= Dataset =
--- start ---

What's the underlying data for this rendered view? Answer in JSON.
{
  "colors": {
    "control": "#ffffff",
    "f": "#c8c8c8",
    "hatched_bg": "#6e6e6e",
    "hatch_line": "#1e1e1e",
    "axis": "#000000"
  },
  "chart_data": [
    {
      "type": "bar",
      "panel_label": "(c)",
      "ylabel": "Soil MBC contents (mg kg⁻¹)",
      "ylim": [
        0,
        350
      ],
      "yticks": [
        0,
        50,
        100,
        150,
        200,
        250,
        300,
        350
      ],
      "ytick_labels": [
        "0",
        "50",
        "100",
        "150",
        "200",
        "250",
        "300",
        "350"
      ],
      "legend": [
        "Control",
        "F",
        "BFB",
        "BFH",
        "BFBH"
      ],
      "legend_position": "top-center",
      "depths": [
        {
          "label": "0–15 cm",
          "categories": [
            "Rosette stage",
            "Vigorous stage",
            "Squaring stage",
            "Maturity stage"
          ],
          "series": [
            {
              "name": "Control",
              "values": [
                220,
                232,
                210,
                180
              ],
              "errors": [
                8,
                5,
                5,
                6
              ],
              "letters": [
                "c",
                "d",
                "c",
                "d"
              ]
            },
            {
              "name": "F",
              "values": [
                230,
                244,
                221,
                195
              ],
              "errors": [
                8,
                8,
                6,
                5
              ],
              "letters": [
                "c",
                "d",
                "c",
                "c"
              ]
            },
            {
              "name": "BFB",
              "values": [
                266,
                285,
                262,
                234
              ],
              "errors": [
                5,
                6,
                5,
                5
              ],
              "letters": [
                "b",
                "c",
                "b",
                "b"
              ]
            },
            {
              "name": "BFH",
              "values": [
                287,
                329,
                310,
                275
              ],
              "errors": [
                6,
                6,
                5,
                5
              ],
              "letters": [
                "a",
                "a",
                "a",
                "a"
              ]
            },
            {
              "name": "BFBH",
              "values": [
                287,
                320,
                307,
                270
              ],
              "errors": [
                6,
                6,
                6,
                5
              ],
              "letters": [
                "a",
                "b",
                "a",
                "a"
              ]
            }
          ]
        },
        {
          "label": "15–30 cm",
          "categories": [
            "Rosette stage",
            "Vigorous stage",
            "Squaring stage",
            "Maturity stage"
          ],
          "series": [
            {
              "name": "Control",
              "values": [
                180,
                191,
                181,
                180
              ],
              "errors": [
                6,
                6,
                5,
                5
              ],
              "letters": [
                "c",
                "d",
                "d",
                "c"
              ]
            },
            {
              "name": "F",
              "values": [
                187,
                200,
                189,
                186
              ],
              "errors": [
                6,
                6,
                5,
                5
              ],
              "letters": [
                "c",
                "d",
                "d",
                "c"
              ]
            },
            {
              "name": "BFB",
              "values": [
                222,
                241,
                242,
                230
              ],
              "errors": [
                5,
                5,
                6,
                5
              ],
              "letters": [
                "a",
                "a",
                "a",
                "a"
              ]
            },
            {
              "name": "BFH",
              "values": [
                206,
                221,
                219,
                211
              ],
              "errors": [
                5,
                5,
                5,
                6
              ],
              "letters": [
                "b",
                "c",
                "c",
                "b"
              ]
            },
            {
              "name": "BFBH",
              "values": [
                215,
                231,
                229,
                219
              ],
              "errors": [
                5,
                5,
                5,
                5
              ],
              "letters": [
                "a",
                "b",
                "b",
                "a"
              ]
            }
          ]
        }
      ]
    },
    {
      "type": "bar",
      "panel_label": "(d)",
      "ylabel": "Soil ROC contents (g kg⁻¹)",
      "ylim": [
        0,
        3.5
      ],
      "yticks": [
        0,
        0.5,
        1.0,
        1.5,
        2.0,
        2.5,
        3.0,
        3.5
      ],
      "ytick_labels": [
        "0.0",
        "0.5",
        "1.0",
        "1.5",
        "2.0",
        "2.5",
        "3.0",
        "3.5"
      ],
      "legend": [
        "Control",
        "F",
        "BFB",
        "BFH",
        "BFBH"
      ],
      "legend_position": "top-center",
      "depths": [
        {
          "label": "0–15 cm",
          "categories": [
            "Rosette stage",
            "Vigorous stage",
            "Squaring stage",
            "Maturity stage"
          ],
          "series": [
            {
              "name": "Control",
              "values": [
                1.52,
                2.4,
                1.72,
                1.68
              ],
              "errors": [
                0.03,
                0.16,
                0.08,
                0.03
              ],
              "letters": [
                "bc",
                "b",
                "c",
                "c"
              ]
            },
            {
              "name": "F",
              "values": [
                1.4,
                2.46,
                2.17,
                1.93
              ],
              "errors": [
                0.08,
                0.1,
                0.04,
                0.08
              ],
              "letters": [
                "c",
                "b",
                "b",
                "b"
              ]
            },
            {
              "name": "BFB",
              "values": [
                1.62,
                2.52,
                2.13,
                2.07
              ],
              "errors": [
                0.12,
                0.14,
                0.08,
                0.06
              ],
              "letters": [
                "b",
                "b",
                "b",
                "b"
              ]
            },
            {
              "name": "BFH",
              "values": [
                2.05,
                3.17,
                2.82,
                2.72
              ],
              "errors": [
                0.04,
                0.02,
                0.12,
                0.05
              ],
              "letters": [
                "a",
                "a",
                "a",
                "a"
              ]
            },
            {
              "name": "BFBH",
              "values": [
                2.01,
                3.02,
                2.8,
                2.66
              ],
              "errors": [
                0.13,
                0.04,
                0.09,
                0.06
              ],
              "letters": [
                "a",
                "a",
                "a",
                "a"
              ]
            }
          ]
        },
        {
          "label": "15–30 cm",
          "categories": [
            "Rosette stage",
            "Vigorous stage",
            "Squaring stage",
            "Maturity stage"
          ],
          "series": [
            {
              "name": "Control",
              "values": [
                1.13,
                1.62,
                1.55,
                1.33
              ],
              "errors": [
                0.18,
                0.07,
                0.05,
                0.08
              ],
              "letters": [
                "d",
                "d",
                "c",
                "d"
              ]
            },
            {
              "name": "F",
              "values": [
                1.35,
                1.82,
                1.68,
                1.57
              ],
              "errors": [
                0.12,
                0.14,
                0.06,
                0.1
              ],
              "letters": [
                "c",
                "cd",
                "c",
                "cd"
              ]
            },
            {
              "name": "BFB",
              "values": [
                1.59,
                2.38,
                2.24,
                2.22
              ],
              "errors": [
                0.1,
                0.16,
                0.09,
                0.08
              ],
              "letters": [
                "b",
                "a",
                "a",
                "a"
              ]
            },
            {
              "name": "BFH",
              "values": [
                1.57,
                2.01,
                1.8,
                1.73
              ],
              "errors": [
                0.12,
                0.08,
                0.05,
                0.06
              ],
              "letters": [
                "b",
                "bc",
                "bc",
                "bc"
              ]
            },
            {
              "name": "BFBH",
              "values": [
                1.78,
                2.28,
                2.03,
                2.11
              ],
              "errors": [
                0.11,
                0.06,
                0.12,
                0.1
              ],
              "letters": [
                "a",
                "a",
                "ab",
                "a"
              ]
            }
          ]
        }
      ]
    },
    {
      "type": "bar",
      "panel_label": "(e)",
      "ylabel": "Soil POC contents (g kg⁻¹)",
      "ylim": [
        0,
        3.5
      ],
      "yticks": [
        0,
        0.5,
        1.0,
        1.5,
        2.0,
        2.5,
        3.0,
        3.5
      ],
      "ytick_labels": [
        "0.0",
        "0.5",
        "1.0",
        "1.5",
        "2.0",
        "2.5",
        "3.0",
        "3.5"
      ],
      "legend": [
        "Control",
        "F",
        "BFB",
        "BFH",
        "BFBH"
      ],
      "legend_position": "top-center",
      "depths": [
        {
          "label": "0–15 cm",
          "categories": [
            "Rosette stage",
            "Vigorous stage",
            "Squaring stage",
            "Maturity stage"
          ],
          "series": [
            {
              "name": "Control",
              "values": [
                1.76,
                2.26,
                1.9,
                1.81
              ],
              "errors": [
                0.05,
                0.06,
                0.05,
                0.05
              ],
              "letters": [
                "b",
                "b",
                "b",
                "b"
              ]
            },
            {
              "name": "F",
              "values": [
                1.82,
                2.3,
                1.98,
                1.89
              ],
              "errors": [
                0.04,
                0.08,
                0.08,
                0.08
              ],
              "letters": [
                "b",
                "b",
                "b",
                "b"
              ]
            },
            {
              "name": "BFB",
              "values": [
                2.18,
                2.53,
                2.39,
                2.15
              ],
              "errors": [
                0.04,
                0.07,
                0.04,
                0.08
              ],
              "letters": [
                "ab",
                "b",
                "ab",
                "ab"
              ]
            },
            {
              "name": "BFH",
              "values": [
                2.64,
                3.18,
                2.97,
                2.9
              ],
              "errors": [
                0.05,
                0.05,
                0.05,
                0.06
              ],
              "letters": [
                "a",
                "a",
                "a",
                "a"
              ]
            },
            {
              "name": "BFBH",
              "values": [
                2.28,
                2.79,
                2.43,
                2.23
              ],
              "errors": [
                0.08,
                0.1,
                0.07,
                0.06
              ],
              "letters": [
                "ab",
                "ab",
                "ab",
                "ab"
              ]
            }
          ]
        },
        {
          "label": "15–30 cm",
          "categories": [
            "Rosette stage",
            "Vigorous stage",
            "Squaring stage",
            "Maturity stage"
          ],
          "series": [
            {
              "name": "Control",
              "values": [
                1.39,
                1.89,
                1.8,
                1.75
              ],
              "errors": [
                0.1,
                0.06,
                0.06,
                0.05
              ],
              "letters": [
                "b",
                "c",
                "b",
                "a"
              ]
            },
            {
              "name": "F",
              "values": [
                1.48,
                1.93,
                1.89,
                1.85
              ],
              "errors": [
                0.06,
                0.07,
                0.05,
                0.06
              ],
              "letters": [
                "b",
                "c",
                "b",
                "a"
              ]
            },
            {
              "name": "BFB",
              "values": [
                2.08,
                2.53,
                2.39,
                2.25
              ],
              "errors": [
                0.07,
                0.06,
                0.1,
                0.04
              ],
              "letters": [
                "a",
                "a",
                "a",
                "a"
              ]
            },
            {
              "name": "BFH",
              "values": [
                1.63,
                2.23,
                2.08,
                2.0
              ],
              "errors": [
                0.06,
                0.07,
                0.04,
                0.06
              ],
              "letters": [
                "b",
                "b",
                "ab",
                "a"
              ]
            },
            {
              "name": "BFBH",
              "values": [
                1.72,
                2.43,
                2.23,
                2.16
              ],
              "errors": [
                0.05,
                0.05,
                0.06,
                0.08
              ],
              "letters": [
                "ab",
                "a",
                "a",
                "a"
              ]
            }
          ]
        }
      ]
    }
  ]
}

--- end ---

What number of lines in the records contain the word "Soil"? Answer with that number alone.

= Reply to the task =
3